TASK GOAL :: Count how many lines of the data include "reprehenderit". The answer is that number and nothing else.

RECORDS FOR THE TASK ::
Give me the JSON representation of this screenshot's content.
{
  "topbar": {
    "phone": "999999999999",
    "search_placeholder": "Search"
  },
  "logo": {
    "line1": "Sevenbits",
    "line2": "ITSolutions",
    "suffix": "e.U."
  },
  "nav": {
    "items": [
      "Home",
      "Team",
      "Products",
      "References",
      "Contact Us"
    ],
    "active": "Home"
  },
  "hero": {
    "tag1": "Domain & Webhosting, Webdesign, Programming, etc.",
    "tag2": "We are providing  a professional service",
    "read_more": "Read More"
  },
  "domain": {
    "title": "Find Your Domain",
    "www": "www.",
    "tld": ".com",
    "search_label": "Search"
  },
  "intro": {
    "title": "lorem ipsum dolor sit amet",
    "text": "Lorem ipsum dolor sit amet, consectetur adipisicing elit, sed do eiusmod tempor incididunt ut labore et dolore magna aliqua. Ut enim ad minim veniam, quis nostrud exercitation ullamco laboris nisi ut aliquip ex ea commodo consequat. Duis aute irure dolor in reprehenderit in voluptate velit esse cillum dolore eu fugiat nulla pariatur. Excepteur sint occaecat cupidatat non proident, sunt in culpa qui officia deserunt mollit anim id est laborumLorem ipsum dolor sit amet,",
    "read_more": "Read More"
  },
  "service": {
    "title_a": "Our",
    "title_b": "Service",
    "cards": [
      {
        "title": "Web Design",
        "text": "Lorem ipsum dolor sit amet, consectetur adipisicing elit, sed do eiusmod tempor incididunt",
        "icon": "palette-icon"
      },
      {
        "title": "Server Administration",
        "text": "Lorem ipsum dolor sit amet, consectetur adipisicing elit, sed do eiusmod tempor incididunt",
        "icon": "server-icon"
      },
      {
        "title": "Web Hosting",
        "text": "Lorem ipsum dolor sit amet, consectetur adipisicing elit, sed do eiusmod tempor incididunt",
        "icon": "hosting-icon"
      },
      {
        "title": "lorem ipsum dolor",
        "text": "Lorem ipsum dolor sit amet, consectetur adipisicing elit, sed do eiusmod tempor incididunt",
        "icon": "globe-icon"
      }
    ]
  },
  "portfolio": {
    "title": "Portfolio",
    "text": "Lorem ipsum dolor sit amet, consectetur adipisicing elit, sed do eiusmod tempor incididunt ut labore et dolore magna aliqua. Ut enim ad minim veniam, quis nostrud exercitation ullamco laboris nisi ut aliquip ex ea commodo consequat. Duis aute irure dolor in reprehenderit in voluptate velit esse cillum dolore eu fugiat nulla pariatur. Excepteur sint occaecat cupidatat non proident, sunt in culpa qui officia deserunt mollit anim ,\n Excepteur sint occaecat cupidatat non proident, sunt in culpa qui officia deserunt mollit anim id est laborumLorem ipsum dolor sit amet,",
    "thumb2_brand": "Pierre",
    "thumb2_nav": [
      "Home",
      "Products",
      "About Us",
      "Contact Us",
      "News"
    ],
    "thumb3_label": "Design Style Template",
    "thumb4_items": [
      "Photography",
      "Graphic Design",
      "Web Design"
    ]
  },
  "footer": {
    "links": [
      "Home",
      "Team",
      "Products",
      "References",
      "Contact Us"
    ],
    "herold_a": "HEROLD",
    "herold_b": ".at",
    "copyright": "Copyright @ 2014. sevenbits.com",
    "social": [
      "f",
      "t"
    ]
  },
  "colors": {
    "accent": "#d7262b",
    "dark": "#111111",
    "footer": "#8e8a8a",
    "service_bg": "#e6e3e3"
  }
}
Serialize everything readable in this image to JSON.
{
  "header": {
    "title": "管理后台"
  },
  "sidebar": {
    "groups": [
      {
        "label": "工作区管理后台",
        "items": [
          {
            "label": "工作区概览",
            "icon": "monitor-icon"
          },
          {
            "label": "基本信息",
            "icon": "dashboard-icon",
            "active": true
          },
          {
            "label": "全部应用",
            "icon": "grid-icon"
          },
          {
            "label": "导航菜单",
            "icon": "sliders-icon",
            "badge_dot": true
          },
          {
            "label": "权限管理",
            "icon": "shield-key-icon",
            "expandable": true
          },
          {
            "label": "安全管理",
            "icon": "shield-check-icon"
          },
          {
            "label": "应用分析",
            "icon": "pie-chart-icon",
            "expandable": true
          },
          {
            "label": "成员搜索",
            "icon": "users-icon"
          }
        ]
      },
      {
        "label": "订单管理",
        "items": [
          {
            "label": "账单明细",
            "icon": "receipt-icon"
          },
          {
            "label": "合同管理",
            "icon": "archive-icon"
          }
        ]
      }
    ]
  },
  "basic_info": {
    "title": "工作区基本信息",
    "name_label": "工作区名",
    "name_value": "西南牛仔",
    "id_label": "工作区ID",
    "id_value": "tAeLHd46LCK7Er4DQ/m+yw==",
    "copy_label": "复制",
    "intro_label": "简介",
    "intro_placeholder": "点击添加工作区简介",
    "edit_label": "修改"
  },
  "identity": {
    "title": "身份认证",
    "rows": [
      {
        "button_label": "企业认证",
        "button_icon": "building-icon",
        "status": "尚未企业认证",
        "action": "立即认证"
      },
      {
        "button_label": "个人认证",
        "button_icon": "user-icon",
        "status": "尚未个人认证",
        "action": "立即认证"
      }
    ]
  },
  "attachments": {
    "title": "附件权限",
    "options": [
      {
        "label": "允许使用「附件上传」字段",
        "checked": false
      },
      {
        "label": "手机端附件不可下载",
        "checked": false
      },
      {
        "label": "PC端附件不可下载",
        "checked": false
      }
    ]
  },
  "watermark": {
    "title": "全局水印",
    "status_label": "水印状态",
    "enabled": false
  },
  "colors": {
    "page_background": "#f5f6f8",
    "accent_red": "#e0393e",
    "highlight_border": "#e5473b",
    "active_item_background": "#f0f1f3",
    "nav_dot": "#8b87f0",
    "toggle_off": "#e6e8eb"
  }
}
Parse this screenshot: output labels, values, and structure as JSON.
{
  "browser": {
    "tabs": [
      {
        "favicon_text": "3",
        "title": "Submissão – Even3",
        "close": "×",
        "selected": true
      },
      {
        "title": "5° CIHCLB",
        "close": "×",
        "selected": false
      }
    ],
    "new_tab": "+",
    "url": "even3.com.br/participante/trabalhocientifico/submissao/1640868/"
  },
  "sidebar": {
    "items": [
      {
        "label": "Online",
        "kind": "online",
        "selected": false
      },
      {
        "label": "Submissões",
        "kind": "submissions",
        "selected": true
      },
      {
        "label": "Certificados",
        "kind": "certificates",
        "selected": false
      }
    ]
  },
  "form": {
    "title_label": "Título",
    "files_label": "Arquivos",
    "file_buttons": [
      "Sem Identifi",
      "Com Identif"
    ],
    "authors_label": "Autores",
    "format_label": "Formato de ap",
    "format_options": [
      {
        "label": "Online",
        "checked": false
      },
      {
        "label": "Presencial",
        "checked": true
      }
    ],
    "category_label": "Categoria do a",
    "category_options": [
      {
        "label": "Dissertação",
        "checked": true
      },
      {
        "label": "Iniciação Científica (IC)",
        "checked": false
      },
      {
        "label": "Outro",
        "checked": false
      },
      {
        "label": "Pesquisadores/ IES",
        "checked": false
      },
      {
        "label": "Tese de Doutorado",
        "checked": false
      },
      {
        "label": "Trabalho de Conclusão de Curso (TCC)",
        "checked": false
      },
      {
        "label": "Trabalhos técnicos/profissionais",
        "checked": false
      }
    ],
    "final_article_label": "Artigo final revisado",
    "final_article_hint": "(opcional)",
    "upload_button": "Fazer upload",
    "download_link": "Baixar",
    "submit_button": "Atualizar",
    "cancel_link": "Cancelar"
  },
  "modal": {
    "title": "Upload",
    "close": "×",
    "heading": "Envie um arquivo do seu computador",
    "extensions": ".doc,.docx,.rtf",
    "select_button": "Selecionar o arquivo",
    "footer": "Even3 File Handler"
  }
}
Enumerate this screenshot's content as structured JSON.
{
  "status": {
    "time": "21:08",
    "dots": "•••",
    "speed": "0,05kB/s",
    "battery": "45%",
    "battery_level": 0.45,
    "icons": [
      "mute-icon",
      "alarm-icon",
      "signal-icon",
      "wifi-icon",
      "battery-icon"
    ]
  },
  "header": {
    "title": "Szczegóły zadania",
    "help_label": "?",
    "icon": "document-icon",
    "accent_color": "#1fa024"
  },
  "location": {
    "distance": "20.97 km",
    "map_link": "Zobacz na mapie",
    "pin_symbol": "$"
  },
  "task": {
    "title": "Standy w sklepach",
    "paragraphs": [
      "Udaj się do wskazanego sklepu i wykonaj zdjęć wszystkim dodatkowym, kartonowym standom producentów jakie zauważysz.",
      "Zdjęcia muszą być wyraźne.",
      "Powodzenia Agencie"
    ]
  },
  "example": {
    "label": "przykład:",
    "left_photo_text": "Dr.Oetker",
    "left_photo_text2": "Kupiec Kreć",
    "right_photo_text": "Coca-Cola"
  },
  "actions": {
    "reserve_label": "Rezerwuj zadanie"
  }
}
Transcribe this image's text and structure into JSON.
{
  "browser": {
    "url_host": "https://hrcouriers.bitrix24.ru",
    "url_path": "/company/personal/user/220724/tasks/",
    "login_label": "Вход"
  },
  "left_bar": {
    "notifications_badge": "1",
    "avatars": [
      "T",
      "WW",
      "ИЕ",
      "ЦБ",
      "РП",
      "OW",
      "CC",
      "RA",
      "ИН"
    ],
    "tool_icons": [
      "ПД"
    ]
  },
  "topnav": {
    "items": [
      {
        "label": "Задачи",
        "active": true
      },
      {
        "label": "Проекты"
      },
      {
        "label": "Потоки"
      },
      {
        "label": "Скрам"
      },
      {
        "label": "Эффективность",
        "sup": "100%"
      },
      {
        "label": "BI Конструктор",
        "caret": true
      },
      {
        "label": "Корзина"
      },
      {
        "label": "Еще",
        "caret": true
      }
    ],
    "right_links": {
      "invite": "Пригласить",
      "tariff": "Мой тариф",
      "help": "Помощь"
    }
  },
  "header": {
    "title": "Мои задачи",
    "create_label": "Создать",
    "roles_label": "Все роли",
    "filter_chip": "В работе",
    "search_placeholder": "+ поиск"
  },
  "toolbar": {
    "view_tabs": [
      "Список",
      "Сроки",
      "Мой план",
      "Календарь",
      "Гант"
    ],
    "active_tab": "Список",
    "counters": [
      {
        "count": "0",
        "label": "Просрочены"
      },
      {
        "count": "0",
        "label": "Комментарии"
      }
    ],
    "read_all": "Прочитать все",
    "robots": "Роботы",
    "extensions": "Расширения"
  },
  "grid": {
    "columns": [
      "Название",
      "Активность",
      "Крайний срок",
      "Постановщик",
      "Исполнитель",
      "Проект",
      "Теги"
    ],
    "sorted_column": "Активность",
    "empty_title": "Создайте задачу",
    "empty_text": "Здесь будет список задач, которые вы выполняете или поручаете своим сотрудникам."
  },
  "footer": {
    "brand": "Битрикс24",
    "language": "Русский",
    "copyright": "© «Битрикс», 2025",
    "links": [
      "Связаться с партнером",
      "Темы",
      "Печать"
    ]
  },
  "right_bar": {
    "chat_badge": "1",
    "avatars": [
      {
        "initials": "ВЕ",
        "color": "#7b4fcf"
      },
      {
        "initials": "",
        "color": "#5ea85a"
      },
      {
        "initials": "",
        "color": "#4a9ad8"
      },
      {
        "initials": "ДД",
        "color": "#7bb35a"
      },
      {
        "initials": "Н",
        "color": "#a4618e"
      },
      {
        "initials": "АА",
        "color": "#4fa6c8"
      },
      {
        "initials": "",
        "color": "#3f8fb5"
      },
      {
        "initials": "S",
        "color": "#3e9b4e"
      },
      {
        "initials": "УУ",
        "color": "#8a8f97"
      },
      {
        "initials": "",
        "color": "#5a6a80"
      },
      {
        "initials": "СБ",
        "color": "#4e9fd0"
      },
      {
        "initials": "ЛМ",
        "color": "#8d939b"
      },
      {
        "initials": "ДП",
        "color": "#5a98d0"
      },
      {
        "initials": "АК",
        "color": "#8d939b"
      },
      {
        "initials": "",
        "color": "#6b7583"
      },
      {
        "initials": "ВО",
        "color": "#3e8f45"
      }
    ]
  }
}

REPLY :: 2